> [TASK GOAL]:
Below are records. Copy every line with "JSON" in it.

> [MATERIAL]:
* Begin *

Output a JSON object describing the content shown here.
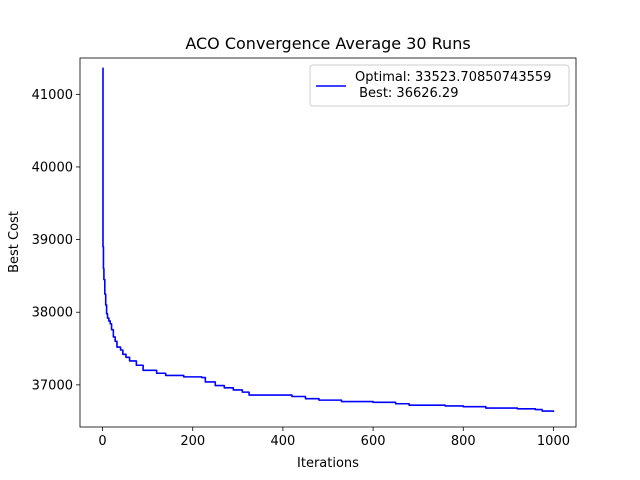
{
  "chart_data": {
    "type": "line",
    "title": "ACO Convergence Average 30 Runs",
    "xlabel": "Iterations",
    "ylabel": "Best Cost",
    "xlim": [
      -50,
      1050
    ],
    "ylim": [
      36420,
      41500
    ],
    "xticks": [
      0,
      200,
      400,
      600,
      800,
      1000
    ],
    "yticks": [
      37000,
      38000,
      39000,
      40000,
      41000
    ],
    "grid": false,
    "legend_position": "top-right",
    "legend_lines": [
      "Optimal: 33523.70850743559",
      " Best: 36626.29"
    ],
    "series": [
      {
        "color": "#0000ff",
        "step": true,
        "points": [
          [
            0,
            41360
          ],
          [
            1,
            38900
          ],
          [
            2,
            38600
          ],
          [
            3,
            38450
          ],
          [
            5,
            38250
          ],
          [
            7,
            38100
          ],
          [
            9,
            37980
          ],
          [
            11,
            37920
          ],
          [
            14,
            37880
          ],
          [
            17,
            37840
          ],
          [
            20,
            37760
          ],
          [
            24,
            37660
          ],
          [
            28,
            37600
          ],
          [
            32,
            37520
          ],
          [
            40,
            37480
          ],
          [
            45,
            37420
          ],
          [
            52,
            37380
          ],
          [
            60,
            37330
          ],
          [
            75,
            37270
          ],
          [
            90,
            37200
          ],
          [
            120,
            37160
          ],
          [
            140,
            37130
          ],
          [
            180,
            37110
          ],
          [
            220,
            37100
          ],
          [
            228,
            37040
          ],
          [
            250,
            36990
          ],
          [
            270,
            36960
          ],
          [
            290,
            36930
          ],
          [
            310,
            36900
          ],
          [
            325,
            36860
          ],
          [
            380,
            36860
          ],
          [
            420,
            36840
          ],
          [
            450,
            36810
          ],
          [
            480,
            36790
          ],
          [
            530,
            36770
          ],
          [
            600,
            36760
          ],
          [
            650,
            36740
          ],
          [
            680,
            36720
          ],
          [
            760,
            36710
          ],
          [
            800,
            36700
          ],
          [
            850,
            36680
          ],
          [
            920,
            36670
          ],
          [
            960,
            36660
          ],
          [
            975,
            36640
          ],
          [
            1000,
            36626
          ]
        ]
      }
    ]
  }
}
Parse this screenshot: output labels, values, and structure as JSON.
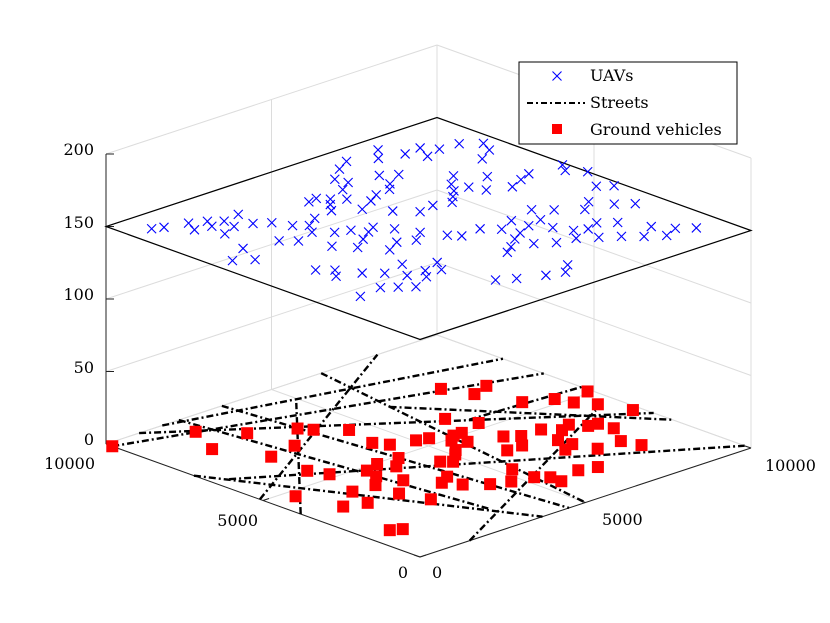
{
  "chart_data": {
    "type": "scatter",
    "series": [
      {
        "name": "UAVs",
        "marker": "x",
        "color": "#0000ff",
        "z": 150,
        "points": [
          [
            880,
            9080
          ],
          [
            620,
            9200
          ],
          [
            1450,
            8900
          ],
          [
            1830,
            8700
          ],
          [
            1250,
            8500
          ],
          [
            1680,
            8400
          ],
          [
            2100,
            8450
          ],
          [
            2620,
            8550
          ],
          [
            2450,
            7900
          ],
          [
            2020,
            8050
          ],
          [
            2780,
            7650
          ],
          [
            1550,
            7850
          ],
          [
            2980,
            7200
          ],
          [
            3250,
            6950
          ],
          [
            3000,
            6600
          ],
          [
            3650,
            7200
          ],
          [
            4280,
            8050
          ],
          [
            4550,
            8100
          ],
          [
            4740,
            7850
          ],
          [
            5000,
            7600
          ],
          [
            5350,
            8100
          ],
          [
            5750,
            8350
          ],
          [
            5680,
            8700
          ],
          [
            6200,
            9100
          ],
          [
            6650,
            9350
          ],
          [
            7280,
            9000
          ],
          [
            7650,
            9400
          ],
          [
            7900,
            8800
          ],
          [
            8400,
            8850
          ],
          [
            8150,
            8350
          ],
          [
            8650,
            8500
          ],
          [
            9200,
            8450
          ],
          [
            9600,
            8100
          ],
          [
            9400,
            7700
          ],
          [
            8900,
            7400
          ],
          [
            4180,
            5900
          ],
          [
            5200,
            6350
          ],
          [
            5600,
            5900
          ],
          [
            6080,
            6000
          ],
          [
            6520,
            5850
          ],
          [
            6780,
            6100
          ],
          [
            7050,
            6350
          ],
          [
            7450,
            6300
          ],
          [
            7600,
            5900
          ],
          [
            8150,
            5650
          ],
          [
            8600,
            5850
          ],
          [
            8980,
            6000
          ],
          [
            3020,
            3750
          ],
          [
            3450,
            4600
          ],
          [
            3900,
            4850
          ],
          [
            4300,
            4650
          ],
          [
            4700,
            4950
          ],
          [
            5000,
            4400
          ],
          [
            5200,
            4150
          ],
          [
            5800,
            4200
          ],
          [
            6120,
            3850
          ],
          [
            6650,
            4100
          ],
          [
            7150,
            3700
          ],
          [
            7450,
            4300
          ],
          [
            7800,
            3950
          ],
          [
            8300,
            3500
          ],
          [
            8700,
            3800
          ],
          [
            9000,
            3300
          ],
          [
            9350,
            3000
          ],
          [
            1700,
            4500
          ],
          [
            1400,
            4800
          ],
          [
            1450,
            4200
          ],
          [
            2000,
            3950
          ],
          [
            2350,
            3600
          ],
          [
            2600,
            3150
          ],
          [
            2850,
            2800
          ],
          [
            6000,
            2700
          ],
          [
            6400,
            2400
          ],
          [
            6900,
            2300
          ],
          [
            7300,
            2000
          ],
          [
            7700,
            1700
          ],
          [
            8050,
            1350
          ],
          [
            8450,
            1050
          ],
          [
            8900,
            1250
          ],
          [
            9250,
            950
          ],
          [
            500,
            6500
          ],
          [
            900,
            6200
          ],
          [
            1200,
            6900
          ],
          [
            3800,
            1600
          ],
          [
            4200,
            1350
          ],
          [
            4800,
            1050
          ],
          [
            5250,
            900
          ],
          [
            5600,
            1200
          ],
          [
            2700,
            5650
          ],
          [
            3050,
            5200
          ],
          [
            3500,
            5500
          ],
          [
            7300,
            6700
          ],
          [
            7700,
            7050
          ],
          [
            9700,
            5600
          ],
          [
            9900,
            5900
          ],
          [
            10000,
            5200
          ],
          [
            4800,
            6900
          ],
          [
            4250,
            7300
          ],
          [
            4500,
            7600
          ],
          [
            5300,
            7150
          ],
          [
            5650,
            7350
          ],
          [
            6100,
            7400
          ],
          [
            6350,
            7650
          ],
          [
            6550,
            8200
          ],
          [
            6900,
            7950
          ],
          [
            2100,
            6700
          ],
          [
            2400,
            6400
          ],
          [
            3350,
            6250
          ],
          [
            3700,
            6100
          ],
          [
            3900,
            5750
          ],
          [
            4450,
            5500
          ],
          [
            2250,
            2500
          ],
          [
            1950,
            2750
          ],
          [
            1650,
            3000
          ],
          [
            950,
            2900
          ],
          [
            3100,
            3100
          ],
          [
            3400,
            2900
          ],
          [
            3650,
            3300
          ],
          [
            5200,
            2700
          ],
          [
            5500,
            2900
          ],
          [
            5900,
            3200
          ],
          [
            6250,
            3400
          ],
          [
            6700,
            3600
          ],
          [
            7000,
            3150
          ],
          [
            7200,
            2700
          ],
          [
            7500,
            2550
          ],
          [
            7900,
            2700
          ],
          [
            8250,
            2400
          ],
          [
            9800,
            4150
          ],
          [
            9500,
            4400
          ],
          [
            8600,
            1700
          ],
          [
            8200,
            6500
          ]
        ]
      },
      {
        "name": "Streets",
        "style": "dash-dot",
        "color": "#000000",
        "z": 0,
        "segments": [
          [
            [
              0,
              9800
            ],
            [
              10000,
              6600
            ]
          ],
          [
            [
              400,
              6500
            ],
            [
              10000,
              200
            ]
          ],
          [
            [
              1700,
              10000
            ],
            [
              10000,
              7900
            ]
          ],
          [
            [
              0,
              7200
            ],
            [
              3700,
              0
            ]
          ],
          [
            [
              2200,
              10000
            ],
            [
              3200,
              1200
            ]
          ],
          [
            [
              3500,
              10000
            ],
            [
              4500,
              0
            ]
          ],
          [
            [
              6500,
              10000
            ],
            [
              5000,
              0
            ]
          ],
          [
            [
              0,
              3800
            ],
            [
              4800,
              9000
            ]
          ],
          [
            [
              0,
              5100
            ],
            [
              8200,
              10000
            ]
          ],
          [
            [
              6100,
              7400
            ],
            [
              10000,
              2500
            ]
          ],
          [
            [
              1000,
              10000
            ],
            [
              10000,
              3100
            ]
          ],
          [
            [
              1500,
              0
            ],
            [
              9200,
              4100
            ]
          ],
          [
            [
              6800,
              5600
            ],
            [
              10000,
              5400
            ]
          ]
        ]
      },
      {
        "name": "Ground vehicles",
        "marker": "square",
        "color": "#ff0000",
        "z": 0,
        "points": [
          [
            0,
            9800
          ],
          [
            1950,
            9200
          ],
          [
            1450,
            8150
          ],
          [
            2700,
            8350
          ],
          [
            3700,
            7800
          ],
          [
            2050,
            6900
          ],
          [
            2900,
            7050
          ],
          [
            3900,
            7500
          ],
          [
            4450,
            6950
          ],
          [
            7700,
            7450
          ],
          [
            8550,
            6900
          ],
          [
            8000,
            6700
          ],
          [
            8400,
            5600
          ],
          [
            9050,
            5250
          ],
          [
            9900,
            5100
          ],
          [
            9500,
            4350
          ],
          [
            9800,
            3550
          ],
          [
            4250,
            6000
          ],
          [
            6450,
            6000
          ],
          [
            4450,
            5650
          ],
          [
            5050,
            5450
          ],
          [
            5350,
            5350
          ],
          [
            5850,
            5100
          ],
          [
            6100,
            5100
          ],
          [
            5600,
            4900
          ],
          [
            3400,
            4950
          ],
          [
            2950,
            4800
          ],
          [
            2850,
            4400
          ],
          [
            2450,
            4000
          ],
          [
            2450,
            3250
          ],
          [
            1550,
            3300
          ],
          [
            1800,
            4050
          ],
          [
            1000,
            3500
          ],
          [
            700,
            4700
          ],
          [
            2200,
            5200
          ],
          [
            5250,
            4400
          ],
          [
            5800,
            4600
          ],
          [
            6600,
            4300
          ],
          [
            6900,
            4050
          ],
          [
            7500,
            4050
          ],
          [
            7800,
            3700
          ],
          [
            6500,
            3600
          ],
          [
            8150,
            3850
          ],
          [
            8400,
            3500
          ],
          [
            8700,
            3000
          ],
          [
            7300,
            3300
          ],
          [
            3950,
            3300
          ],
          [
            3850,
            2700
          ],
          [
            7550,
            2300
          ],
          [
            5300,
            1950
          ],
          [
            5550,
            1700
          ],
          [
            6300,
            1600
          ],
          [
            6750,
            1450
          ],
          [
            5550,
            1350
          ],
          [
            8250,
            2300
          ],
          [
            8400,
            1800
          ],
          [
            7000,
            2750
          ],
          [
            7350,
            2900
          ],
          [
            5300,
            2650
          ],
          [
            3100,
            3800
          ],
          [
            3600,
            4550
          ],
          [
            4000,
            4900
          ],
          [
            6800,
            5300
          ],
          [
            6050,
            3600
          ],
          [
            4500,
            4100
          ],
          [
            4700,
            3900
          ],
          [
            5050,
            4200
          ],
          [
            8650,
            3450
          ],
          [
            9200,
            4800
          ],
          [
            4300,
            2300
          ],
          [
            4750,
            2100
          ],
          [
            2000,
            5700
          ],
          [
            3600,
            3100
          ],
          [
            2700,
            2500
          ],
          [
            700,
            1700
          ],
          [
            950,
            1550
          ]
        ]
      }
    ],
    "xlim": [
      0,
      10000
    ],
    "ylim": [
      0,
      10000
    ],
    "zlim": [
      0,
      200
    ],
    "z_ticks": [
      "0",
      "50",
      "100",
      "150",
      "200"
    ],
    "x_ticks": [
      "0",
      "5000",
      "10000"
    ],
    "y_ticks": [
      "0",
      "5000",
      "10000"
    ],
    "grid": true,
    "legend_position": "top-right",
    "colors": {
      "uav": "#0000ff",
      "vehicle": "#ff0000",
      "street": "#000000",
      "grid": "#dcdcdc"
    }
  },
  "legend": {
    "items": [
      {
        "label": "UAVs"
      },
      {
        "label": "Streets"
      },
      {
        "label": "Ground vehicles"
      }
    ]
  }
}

* End *

> [REPLY]:
Output a JSON object describing the content shown here.
Parse this screenshot: output labels, values, and structure as JSON.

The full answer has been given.